▸ Your objective: Leave out the images and repeat the listing below without a single change.

(Records from a data source)

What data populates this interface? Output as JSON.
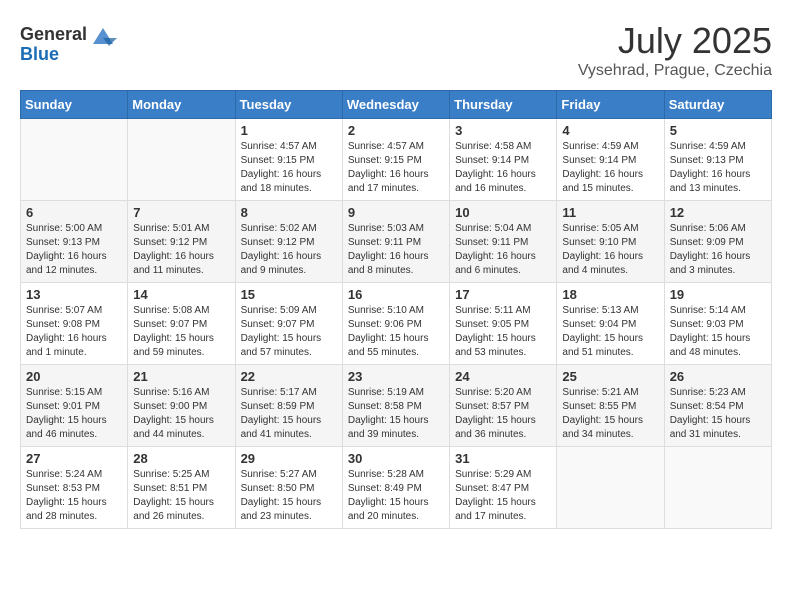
{
  "header": {
    "logo_general": "General",
    "logo_blue": "Blue",
    "month": "July 2025",
    "location": "Vysehrad, Prague, Czechia"
  },
  "days_of_week": [
    "Sunday",
    "Monday",
    "Tuesday",
    "Wednesday",
    "Thursday",
    "Friday",
    "Saturday"
  ],
  "weeks": [
    [
      {
        "day": "",
        "info": ""
      },
      {
        "day": "",
        "info": ""
      },
      {
        "day": "1",
        "info": "Sunrise: 4:57 AM\nSunset: 9:15 PM\nDaylight: 16 hours\nand 18 minutes."
      },
      {
        "day": "2",
        "info": "Sunrise: 4:57 AM\nSunset: 9:15 PM\nDaylight: 16 hours\nand 17 minutes."
      },
      {
        "day": "3",
        "info": "Sunrise: 4:58 AM\nSunset: 9:14 PM\nDaylight: 16 hours\nand 16 minutes."
      },
      {
        "day": "4",
        "info": "Sunrise: 4:59 AM\nSunset: 9:14 PM\nDaylight: 16 hours\nand 15 minutes."
      },
      {
        "day": "5",
        "info": "Sunrise: 4:59 AM\nSunset: 9:13 PM\nDaylight: 16 hours\nand 13 minutes."
      }
    ],
    [
      {
        "day": "6",
        "info": "Sunrise: 5:00 AM\nSunset: 9:13 PM\nDaylight: 16 hours\nand 12 minutes."
      },
      {
        "day": "7",
        "info": "Sunrise: 5:01 AM\nSunset: 9:12 PM\nDaylight: 16 hours\nand 11 minutes."
      },
      {
        "day": "8",
        "info": "Sunrise: 5:02 AM\nSunset: 9:12 PM\nDaylight: 16 hours\nand 9 minutes."
      },
      {
        "day": "9",
        "info": "Sunrise: 5:03 AM\nSunset: 9:11 PM\nDaylight: 16 hours\nand 8 minutes."
      },
      {
        "day": "10",
        "info": "Sunrise: 5:04 AM\nSunset: 9:11 PM\nDaylight: 16 hours\nand 6 minutes."
      },
      {
        "day": "11",
        "info": "Sunrise: 5:05 AM\nSunset: 9:10 PM\nDaylight: 16 hours\nand 4 minutes."
      },
      {
        "day": "12",
        "info": "Sunrise: 5:06 AM\nSunset: 9:09 PM\nDaylight: 16 hours\nand 3 minutes."
      }
    ],
    [
      {
        "day": "13",
        "info": "Sunrise: 5:07 AM\nSunset: 9:08 PM\nDaylight: 16 hours\nand 1 minute."
      },
      {
        "day": "14",
        "info": "Sunrise: 5:08 AM\nSunset: 9:07 PM\nDaylight: 15 hours\nand 59 minutes."
      },
      {
        "day": "15",
        "info": "Sunrise: 5:09 AM\nSunset: 9:07 PM\nDaylight: 15 hours\nand 57 minutes."
      },
      {
        "day": "16",
        "info": "Sunrise: 5:10 AM\nSunset: 9:06 PM\nDaylight: 15 hours\nand 55 minutes."
      },
      {
        "day": "17",
        "info": "Sunrise: 5:11 AM\nSunset: 9:05 PM\nDaylight: 15 hours\nand 53 minutes."
      },
      {
        "day": "18",
        "info": "Sunrise: 5:13 AM\nSunset: 9:04 PM\nDaylight: 15 hours\nand 51 minutes."
      },
      {
        "day": "19",
        "info": "Sunrise: 5:14 AM\nSunset: 9:03 PM\nDaylight: 15 hours\nand 48 minutes."
      }
    ],
    [
      {
        "day": "20",
        "info": "Sunrise: 5:15 AM\nSunset: 9:01 PM\nDaylight: 15 hours\nand 46 minutes."
      },
      {
        "day": "21",
        "info": "Sunrise: 5:16 AM\nSunset: 9:00 PM\nDaylight: 15 hours\nand 44 minutes."
      },
      {
        "day": "22",
        "info": "Sunrise: 5:17 AM\nSunset: 8:59 PM\nDaylight: 15 hours\nand 41 minutes."
      },
      {
        "day": "23",
        "info": "Sunrise: 5:19 AM\nSunset: 8:58 PM\nDaylight: 15 hours\nand 39 minutes."
      },
      {
        "day": "24",
        "info": "Sunrise: 5:20 AM\nSunset: 8:57 PM\nDaylight: 15 hours\nand 36 minutes."
      },
      {
        "day": "25",
        "info": "Sunrise: 5:21 AM\nSunset: 8:55 PM\nDaylight: 15 hours\nand 34 minutes."
      },
      {
        "day": "26",
        "info": "Sunrise: 5:23 AM\nSunset: 8:54 PM\nDaylight: 15 hours\nand 31 minutes."
      }
    ],
    [
      {
        "day": "27",
        "info": "Sunrise: 5:24 AM\nSunset: 8:53 PM\nDaylight: 15 hours\nand 28 minutes."
      },
      {
        "day": "28",
        "info": "Sunrise: 5:25 AM\nSunset: 8:51 PM\nDaylight: 15 hours\nand 26 minutes."
      },
      {
        "day": "29",
        "info": "Sunrise: 5:27 AM\nSunset: 8:50 PM\nDaylight: 15 hours\nand 23 minutes."
      },
      {
        "day": "30",
        "info": "Sunrise: 5:28 AM\nSunset: 8:49 PM\nDaylight: 15 hours\nand 20 minutes."
      },
      {
        "day": "31",
        "info": "Sunrise: 5:29 AM\nSunset: 8:47 PM\nDaylight: 15 hours\nand 17 minutes."
      },
      {
        "day": "",
        "info": ""
      },
      {
        "day": "",
        "info": ""
      }
    ]
  ]
}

▸ Result below:
What data populates this interface? Output as JSON.
{
  "header": {
    "logo_general": "General",
    "logo_blue": "Blue",
    "month": "July 2025",
    "location": "Vysehrad, Prague, Czechia"
  },
  "days_of_week": [
    "Sunday",
    "Monday",
    "Tuesday",
    "Wednesday",
    "Thursday",
    "Friday",
    "Saturday"
  ],
  "weeks": [
    [
      {
        "day": "",
        "info": ""
      },
      {
        "day": "",
        "info": ""
      },
      {
        "day": "1",
        "info": "Sunrise: 4:57 AM\nSunset: 9:15 PM\nDaylight: 16 hours\nand 18 minutes."
      },
      {
        "day": "2",
        "info": "Sunrise: 4:57 AM\nSunset: 9:15 PM\nDaylight: 16 hours\nand 17 minutes."
      },
      {
        "day": "3",
        "info": "Sunrise: 4:58 AM\nSunset: 9:14 PM\nDaylight: 16 hours\nand 16 minutes."
      },
      {
        "day": "4",
        "info": "Sunrise: 4:59 AM\nSunset: 9:14 PM\nDaylight: 16 hours\nand 15 minutes."
      },
      {
        "day": "5",
        "info": "Sunrise: 4:59 AM\nSunset: 9:13 PM\nDaylight: 16 hours\nand 13 minutes."
      }
    ],
    [
      {
        "day": "6",
        "info": "Sunrise: 5:00 AM\nSunset: 9:13 PM\nDaylight: 16 hours\nand 12 minutes."
      },
      {
        "day": "7",
        "info": "Sunrise: 5:01 AM\nSunset: 9:12 PM\nDaylight: 16 hours\nand 11 minutes."
      },
      {
        "day": "8",
        "info": "Sunrise: 5:02 AM\nSunset: 9:12 PM\nDaylight: 16 hours\nand 9 minutes."
      },
      {
        "day": "9",
        "info": "Sunrise: 5:03 AM\nSunset: 9:11 PM\nDaylight: 16 hours\nand 8 minutes."
      },
      {
        "day": "10",
        "info": "Sunrise: 5:04 AM\nSunset: 9:11 PM\nDaylight: 16 hours\nand 6 minutes."
      },
      {
        "day": "11",
        "info": "Sunrise: 5:05 AM\nSunset: 9:10 PM\nDaylight: 16 hours\nand 4 minutes."
      },
      {
        "day": "12",
        "info": "Sunrise: 5:06 AM\nSunset: 9:09 PM\nDaylight: 16 hours\nand 3 minutes."
      }
    ],
    [
      {
        "day": "13",
        "info": "Sunrise: 5:07 AM\nSunset: 9:08 PM\nDaylight: 16 hours\nand 1 minute."
      },
      {
        "day": "14",
        "info": "Sunrise: 5:08 AM\nSunset: 9:07 PM\nDaylight: 15 hours\nand 59 minutes."
      },
      {
        "day": "15",
        "info": "Sunrise: 5:09 AM\nSunset: 9:07 PM\nDaylight: 15 hours\nand 57 minutes."
      },
      {
        "day": "16",
        "info": "Sunrise: 5:10 AM\nSunset: 9:06 PM\nDaylight: 15 hours\nand 55 minutes."
      },
      {
        "day": "17",
        "info": "Sunrise: 5:11 AM\nSunset: 9:05 PM\nDaylight: 15 hours\nand 53 minutes."
      },
      {
        "day": "18",
        "info": "Sunrise: 5:13 AM\nSunset: 9:04 PM\nDaylight: 15 hours\nand 51 minutes."
      },
      {
        "day": "19",
        "info": "Sunrise: 5:14 AM\nSunset: 9:03 PM\nDaylight: 15 hours\nand 48 minutes."
      }
    ],
    [
      {
        "day": "20",
        "info": "Sunrise: 5:15 AM\nSunset: 9:01 PM\nDaylight: 15 hours\nand 46 minutes."
      },
      {
        "day": "21",
        "info": "Sunrise: 5:16 AM\nSunset: 9:00 PM\nDaylight: 15 hours\nand 44 minutes."
      },
      {
        "day": "22",
        "info": "Sunrise: 5:17 AM\nSunset: 8:59 PM\nDaylight: 15 hours\nand 41 minutes."
      },
      {
        "day": "23",
        "info": "Sunrise: 5:19 AM\nSunset: 8:58 PM\nDaylight: 15 hours\nand 39 minutes."
      },
      {
        "day": "24",
        "info": "Sunrise: 5:20 AM\nSunset: 8:57 PM\nDaylight: 15 hours\nand 36 minutes."
      },
      {
        "day": "25",
        "info": "Sunrise: 5:21 AM\nSunset: 8:55 PM\nDaylight: 15 hours\nand 34 minutes."
      },
      {
        "day": "26",
        "info": "Sunrise: 5:23 AM\nSunset: 8:54 PM\nDaylight: 15 hours\nand 31 minutes."
      }
    ],
    [
      {
        "day": "27",
        "info": "Sunrise: 5:24 AM\nSunset: 8:53 PM\nDaylight: 15 hours\nand 28 minutes."
      },
      {
        "day": "28",
        "info": "Sunrise: 5:25 AM\nSunset: 8:51 PM\nDaylight: 15 hours\nand 26 minutes."
      },
      {
        "day": "29",
        "info": "Sunrise: 5:27 AM\nSunset: 8:50 PM\nDaylight: 15 hours\nand 23 minutes."
      },
      {
        "day": "30",
        "info": "Sunrise: 5:28 AM\nSunset: 8:49 PM\nDaylight: 15 hours\nand 20 minutes."
      },
      {
        "day": "31",
        "info": "Sunrise: 5:29 AM\nSunset: 8:47 PM\nDaylight: 15 hours\nand 17 minutes."
      },
      {
        "day": "",
        "info": ""
      },
      {
        "day": "",
        "info": ""
      }
    ]
  ]
}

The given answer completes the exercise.